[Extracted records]
_ _ _ _ _ _ _
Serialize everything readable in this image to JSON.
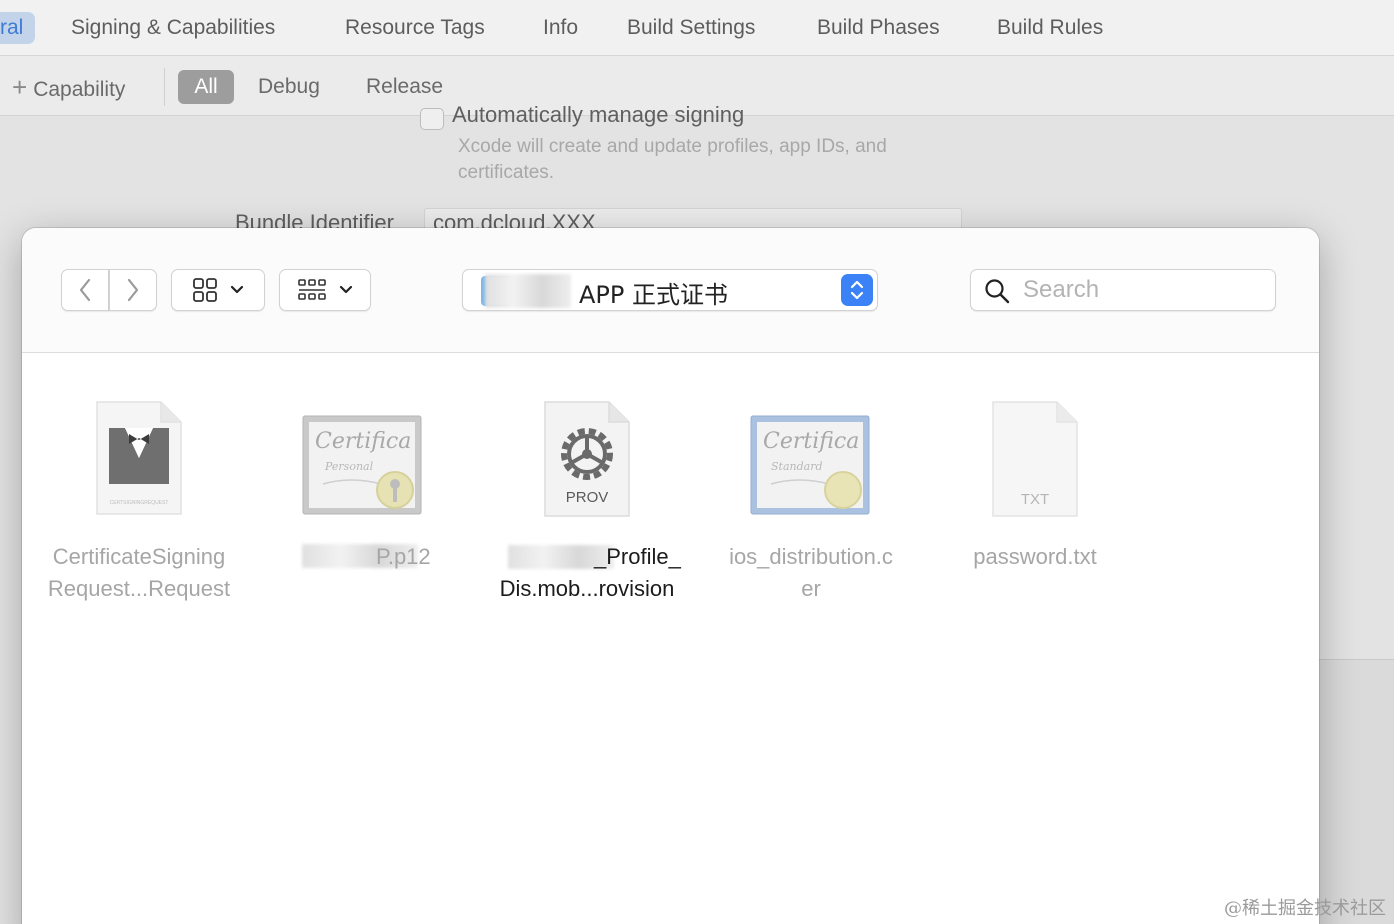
{
  "xcode": {
    "tabs": [
      {
        "label": "ral",
        "active": true
      },
      {
        "label": "Signing & Capabilities"
      },
      {
        "label": "Resource Tags"
      },
      {
        "label": "Info"
      },
      {
        "label": "Build Settings"
      },
      {
        "label": "Build Phases"
      },
      {
        "label": "Build Rules"
      }
    ],
    "capability_label": "Capability",
    "segments": [
      "All",
      "Debug",
      "Release"
    ],
    "auto_signing_label": "Automatically manage signing",
    "auto_signing_desc": "Xcode will create and update profiles, app IDs, and certificates.",
    "bundle_label": "Bundle Identifier",
    "bundle_value": "com.dcloud.XXX"
  },
  "dialog": {
    "folder_name": "APP 正式证书",
    "search_placeholder": "Search",
    "files": [
      {
        "line1": "CertificateSigning",
        "line2": "Request...Request",
        "icon": "certificate-request-icon",
        "badge": "CERTSIGNINGREQUEST",
        "selected": false
      },
      {
        "line1": "P.p12",
        "line2": "",
        "icon": "personal-certificate-icon",
        "badge": "",
        "selected": false
      },
      {
        "line1": "_Profile_",
        "line2": "Dis.mob...rovision",
        "icon": "provisioning-profile-icon",
        "badge": "PROV",
        "selected": true
      },
      {
        "line1": "ios_distribution.c",
        "line2": "er",
        "icon": "standard-certificate-icon",
        "badge": "",
        "selected": false
      },
      {
        "line1": "password.txt",
        "line2": "",
        "icon": "text-file-icon",
        "badge": "TXT",
        "selected": false
      }
    ]
  },
  "watermark": "@稀土掘金技术社区"
}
_ _ _ _ _ _ _
## EXERCISE AIM:
How many lines of these entries hold the string "icon"? Answer with the number alone.

## REPLY:
5